• WHAT TO WORK ON: Copy out all the lines in the records that include the word "dicha".

Stored data
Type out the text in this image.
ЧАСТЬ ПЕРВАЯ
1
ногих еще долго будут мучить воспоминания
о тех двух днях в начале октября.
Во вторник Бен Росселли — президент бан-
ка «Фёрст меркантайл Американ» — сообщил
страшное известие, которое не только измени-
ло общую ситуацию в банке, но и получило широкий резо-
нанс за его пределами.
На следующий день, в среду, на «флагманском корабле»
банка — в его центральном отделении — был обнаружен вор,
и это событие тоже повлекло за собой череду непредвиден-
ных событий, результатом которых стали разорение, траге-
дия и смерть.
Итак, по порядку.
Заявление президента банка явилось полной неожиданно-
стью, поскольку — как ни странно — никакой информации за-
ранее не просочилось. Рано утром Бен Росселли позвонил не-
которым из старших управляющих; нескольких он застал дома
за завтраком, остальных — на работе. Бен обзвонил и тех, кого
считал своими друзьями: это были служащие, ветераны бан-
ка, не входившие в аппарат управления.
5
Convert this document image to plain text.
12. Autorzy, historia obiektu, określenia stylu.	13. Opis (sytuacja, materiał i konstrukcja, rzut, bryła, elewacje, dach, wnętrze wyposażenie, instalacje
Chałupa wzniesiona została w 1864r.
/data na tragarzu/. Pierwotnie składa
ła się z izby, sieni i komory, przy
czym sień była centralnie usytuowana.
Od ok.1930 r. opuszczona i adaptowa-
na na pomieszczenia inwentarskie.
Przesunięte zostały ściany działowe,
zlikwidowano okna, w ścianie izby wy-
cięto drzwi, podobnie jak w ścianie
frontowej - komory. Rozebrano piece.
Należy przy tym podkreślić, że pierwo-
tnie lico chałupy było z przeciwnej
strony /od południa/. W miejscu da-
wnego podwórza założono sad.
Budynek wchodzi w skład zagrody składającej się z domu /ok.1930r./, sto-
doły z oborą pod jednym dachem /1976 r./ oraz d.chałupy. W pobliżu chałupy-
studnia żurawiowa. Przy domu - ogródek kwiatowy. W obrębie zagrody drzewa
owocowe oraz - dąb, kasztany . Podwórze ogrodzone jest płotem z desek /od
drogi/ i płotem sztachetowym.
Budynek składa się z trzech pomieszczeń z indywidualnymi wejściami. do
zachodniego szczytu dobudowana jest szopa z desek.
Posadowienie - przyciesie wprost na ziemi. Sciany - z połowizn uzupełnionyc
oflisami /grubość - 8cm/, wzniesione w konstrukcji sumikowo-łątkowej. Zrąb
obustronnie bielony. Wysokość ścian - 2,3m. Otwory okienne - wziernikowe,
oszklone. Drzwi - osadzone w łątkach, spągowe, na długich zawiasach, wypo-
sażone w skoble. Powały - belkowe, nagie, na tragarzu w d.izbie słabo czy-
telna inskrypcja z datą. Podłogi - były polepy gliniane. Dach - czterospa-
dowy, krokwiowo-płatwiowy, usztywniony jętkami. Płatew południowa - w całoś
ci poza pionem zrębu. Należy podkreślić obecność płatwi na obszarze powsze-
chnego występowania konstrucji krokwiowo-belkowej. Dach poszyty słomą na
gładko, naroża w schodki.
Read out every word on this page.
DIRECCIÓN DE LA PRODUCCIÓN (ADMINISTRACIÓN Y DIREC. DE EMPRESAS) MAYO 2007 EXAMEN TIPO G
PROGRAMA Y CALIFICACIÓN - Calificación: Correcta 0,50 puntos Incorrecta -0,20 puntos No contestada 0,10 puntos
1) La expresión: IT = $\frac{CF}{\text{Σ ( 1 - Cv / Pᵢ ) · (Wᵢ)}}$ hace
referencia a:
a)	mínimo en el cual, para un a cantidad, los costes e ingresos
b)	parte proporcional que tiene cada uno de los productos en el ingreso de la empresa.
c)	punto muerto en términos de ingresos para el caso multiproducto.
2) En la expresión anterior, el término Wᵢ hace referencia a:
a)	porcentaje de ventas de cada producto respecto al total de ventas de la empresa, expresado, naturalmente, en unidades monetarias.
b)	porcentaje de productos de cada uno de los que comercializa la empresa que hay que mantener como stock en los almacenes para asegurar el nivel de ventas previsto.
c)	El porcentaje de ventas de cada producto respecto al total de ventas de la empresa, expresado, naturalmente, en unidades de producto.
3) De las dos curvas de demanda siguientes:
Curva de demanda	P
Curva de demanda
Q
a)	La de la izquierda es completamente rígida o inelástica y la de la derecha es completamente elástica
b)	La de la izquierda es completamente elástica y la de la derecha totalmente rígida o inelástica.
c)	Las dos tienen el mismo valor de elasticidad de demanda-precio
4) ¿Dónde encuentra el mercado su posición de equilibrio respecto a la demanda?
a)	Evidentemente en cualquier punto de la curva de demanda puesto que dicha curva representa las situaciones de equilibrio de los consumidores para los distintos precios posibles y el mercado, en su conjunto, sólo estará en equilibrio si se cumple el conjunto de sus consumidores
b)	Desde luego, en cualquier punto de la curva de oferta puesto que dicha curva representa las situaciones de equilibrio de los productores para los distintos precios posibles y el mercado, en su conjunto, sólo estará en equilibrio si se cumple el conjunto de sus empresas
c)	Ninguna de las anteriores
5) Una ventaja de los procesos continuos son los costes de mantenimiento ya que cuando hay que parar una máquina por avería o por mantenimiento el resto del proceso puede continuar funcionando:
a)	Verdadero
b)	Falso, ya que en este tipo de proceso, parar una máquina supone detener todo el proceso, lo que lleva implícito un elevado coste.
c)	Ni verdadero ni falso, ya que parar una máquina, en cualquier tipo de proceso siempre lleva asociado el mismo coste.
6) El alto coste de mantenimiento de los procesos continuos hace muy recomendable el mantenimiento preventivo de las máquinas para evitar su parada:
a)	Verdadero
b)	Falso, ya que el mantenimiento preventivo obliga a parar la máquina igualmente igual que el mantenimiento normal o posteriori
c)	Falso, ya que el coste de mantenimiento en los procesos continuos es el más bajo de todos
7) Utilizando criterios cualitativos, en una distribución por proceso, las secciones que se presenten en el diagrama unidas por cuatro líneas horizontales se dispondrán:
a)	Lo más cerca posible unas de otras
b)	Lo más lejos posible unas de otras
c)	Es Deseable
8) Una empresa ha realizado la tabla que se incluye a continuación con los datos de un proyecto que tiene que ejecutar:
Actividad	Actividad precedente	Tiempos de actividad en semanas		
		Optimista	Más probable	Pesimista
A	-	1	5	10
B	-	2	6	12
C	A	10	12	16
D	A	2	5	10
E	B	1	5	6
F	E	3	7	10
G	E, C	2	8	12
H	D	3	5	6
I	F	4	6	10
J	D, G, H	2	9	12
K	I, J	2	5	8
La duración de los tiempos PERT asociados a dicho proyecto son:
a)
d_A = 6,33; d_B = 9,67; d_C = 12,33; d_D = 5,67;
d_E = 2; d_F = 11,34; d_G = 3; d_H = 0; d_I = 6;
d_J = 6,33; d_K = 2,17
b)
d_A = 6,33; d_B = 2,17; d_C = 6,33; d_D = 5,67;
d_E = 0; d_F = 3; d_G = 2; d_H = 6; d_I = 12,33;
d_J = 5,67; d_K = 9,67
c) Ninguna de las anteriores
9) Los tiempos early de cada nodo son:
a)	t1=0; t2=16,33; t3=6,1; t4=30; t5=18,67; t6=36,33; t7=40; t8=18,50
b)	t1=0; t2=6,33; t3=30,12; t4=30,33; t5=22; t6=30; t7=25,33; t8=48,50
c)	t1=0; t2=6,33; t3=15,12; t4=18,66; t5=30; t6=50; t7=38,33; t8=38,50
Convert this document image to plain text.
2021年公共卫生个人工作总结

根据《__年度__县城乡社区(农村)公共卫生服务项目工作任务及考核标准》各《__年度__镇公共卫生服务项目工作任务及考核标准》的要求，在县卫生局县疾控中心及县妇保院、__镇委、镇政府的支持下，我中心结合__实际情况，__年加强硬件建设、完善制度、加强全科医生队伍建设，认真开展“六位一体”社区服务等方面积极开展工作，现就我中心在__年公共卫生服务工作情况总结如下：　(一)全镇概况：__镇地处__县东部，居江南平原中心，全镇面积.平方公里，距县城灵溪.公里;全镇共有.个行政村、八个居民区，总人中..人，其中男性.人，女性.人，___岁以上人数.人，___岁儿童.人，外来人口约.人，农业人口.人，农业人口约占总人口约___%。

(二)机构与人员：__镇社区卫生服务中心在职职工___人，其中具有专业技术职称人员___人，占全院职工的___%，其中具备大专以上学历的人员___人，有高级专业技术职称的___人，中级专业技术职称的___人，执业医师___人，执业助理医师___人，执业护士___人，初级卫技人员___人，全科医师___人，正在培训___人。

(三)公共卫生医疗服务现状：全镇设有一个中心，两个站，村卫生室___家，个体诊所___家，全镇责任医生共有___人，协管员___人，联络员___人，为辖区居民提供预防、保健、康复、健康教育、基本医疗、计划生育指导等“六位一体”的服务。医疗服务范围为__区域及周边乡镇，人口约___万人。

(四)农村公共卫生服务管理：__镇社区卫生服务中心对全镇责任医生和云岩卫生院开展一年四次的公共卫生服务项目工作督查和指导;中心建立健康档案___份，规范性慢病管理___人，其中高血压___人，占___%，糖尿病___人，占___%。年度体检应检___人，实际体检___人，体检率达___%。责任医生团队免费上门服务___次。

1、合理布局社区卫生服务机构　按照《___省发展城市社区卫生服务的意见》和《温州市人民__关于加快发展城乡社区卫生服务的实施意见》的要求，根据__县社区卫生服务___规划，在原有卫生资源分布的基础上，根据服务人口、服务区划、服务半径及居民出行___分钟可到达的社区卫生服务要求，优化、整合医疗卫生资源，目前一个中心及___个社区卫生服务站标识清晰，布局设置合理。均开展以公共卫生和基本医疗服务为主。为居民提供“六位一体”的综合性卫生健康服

• TASK SOLUTION:
a)	Evidentemente en cualquier punto de la curva de demanda puesto que dicha curva representa las situaciones de equilibrio de los consumidores para los distintos precios posibles y el mercado, en su conjunto, sólo estará en equilibrio si se cumple el conjunto de sus consumidores
b)	Desde luego, en cualquier punto de la curva de oferta puesto que dicha curva representa las situaciones de equilibrio de los productores para los distintos precios posibles y el mercado, en su conjunto, sólo estará en equilibrio si se cumple el conjunto de sus empresas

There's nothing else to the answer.